## What is being asked
Report only the number of lines in this material that include the string "value".

## Data for this exercise

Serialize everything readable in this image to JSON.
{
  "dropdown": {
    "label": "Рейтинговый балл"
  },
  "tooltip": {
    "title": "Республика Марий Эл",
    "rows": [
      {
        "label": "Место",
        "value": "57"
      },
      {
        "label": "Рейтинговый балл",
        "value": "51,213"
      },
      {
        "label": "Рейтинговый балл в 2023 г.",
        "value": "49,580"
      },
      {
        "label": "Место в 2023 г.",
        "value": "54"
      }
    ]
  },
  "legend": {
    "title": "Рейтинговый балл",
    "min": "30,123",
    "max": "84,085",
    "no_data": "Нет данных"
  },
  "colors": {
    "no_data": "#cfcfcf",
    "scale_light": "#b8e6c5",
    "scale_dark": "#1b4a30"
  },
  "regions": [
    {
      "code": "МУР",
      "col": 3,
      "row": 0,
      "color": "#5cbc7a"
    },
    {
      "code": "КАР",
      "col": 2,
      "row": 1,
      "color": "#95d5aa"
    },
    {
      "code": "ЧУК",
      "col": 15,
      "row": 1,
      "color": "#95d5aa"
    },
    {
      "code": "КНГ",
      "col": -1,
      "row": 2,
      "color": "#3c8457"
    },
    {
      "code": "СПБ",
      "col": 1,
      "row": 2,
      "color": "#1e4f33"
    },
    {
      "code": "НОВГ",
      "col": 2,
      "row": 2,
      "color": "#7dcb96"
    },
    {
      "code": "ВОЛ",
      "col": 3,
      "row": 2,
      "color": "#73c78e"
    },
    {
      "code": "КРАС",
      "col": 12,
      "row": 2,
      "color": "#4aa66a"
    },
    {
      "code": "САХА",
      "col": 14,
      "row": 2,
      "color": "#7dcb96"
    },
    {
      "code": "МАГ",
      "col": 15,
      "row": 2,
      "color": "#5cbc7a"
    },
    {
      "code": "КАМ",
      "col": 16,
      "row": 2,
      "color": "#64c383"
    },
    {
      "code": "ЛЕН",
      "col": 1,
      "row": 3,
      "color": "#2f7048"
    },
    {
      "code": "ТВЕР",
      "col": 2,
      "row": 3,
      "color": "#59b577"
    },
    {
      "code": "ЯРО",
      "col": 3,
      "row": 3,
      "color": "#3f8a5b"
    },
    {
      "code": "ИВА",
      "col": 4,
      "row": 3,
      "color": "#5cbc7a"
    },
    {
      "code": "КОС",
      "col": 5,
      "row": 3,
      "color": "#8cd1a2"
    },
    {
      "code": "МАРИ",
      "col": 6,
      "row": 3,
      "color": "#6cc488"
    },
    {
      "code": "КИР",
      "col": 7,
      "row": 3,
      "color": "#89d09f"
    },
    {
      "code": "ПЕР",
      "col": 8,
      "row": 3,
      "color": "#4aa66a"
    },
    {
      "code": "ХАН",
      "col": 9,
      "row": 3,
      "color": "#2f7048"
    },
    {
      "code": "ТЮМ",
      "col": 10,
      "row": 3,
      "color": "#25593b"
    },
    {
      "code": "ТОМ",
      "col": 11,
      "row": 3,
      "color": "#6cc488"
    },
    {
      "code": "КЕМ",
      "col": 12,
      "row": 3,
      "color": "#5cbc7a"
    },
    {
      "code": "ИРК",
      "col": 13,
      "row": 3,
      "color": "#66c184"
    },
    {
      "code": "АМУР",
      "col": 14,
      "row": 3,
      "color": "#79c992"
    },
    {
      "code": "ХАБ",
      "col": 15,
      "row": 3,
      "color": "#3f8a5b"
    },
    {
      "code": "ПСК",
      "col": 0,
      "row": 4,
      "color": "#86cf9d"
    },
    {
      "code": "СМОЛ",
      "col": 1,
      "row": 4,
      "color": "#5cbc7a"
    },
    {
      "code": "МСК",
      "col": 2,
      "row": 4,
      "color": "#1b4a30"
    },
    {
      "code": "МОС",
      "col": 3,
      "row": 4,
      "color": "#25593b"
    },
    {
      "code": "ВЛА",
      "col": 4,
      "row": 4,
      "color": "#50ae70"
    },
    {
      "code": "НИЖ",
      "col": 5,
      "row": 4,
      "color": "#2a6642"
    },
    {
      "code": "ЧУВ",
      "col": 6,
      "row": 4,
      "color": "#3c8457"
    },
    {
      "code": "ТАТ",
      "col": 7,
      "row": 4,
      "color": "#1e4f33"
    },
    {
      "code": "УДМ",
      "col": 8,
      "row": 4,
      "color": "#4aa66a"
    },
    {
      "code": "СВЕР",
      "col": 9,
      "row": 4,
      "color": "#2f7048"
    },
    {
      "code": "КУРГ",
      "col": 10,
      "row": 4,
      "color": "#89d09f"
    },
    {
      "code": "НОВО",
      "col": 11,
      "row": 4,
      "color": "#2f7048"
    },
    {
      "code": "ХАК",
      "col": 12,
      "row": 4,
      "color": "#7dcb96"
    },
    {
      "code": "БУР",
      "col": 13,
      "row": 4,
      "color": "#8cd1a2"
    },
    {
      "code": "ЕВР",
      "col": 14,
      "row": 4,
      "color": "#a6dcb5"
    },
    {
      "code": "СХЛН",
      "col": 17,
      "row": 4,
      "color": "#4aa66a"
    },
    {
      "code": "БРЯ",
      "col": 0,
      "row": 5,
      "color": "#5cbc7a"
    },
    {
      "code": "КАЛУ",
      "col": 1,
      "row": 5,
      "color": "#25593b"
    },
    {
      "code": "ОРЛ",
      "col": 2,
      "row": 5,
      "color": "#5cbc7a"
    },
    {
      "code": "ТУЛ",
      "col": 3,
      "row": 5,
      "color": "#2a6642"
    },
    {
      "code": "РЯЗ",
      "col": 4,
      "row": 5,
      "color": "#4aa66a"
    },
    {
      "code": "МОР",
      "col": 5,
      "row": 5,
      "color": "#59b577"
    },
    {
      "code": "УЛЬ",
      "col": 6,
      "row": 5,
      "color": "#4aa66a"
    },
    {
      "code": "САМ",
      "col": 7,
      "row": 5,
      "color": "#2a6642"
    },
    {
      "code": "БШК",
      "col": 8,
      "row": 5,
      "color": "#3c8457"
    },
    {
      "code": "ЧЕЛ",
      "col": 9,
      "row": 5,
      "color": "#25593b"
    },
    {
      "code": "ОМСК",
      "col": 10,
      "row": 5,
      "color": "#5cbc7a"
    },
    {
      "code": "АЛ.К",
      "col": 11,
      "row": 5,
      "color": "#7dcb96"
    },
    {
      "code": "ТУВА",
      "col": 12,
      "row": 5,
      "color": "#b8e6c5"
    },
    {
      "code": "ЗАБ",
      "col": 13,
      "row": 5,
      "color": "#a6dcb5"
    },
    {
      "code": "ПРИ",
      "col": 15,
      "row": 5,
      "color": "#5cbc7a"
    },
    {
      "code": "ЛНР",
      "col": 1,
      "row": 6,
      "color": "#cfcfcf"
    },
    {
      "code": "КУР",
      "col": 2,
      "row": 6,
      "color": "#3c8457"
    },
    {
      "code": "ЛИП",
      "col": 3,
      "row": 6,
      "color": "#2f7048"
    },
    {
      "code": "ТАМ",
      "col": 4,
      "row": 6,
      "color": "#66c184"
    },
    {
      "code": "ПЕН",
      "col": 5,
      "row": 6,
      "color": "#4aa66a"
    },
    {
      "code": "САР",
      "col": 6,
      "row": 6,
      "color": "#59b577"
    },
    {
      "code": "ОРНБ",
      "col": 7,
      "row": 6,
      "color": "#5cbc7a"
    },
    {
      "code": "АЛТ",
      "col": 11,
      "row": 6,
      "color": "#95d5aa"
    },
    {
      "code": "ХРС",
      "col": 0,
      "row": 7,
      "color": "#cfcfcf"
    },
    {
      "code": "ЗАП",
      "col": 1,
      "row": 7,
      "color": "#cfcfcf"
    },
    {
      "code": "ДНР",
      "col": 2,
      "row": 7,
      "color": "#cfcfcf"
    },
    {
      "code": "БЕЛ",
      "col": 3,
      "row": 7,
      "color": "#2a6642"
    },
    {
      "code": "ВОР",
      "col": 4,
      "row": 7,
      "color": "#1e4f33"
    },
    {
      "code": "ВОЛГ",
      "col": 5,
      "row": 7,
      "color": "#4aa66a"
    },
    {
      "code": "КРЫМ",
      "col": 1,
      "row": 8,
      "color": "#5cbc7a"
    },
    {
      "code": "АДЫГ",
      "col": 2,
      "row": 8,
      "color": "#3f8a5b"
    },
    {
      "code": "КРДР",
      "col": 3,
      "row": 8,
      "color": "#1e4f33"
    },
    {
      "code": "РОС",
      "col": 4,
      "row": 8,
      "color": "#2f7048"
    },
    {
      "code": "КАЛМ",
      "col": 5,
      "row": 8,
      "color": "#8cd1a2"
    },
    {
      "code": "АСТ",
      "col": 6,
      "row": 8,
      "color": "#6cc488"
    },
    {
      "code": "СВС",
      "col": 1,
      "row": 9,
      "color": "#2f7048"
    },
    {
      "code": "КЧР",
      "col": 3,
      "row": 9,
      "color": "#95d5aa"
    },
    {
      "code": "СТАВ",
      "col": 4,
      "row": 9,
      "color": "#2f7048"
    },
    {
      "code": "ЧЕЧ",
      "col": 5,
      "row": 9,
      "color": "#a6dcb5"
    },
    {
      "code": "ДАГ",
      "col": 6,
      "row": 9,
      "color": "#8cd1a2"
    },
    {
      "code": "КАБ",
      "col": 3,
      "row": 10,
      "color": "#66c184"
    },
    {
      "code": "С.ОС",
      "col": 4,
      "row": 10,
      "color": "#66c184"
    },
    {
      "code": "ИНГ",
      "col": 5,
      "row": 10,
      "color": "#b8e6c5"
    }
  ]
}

## The completed task
4